## BEGIN Recorded information

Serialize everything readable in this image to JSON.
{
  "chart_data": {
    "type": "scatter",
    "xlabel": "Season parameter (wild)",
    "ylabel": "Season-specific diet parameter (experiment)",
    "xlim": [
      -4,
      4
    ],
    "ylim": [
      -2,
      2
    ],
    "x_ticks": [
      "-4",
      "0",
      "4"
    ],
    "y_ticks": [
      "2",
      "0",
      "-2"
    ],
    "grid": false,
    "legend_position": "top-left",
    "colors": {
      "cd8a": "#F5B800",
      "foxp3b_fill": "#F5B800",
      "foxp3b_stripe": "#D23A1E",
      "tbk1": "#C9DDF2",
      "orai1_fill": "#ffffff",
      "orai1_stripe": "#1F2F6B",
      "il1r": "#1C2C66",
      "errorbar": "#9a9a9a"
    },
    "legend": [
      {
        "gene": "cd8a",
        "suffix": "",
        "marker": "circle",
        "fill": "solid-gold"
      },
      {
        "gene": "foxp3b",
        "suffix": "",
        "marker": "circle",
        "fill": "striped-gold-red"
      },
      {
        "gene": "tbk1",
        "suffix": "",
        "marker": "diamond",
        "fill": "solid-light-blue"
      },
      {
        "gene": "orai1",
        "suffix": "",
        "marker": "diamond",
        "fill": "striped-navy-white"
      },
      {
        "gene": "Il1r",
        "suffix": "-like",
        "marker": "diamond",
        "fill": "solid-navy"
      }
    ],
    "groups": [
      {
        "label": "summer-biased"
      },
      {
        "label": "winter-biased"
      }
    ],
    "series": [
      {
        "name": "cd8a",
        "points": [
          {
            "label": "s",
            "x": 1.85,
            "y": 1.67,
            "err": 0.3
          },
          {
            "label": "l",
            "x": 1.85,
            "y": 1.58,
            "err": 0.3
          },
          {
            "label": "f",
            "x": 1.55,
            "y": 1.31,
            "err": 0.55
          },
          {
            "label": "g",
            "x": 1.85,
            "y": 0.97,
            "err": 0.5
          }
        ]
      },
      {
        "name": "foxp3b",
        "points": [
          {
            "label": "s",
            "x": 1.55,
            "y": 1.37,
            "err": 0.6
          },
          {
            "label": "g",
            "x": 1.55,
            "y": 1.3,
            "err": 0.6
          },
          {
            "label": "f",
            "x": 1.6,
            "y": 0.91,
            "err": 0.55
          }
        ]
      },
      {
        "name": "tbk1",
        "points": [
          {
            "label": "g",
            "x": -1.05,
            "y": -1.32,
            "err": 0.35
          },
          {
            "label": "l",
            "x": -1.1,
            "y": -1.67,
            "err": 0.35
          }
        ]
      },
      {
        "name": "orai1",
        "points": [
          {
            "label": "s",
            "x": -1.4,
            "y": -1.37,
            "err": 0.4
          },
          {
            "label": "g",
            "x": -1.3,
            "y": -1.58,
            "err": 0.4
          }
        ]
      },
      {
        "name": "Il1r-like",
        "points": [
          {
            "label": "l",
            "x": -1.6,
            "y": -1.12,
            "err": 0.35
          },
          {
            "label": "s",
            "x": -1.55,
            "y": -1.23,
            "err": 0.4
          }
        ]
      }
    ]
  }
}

## END Recorded information

*Directive*
Give the listing above again, word for word.

*Correct output*
Serialize everything readable in this image to JSON.
{
  "chart_data": {
    "type": "scatter",
    "xlabel": "Season parameter (wild)",
    "ylabel": "Season-specific diet parameter (experiment)",
    "xlim": [
      -4,
      4
    ],
    "ylim": [
      -2,
      2
    ],
    "x_ticks": [
      "-4",
      "0",
      "4"
    ],
    "y_ticks": [
      "2",
      "0",
      "-2"
    ],
    "grid": false,
    "legend_position": "top-left",
    "colors": {
      "cd8a": "#F5B800",
      "foxp3b_fill": "#F5B800",
      "foxp3b_stripe": "#D23A1E",
      "tbk1": "#C9DDF2",
      "orai1_fill": "#ffffff",
      "orai1_stripe": "#1F2F6B",
      "il1r": "#1C2C66",
      "errorbar": "#9a9a9a"
    },
    "legend": [
      {
        "gene": "cd8a",
        "suffix": "",
        "marker": "circle",
        "fill": "solid-gold"
      },
      {
        "gene": "foxp3b",
        "suffix": "",
        "marker": "circle",
        "fill": "striped-gold-red"
      },
      {
        "gene": "tbk1",
        "suffix": "",
        "marker": "diamond",
        "fill": "solid-light-blue"
      },
      {
        "gene": "orai1",
        "suffix": "",
        "marker": "diamond",
        "fill": "striped-navy-white"
      },
      {
        "gene": "Il1r",
        "suffix": "-like",
        "marker": "diamond",
        "fill": "solid-navy"
      }
    ],
    "groups": [
      {
        "label": "summer-biased"
      },
      {
        "label": "winter-biased"
      }
    ],
    "series": [
      {
        "name": "cd8a",
        "points": [
          {
            "label": "s",
            "x": 1.85,
            "y": 1.67,
            "err": 0.3
          },
          {
            "label": "l",
            "x": 1.85,
            "y": 1.58,
            "err": 0.3
          },
          {
            "label": "f",
            "x": 1.55,
            "y": 1.31,
            "err": 0.55
          },
          {
            "label": "g",
            "x": 1.85,
            "y": 0.97,
            "err": 0.5
          }
        ]
      },
      {
        "name": "foxp3b",
        "points": [
          {
            "label": "s",
            "x": 1.55,
            "y": 1.37,
            "err": 0.6
          },
          {
            "label": "g",
            "x": 1.55,
            "y": 1.3,
            "err": 0.6
          },
          {
            "label": "f",
            "x": 1.6,
            "y": 0.91,
            "err": 0.55
          }
        ]
      },
      {
        "name": "tbk1",
        "points": [
          {
            "label": "g",
            "x": -1.05,
            "y": -1.32,
            "err": 0.35
          },
          {
            "label": "l",
            "x": -1.1,
            "y": -1.67,
            "err": 0.35
          }
        ]
      },
      {
        "name": "orai1",
        "points": [
          {
            "label": "s",
            "x": -1.4,
            "y": -1.37,
            "err": 0.4
          },
          {
            "label": "g",
            "x": -1.3,
            "y": -1.58,
            "err": 0.4
          }
        ]
      },
      {
        "name": "Il1r-like",
        "points": [
          {
            "label": "l",
            "x": -1.6,
            "y": -1.12,
            "err": 0.35
          },
          {
            "label": "s",
            "x": -1.55,
            "y": -1.23,
            "err": 0.4
          }
        ]
      }
    ]
  }
}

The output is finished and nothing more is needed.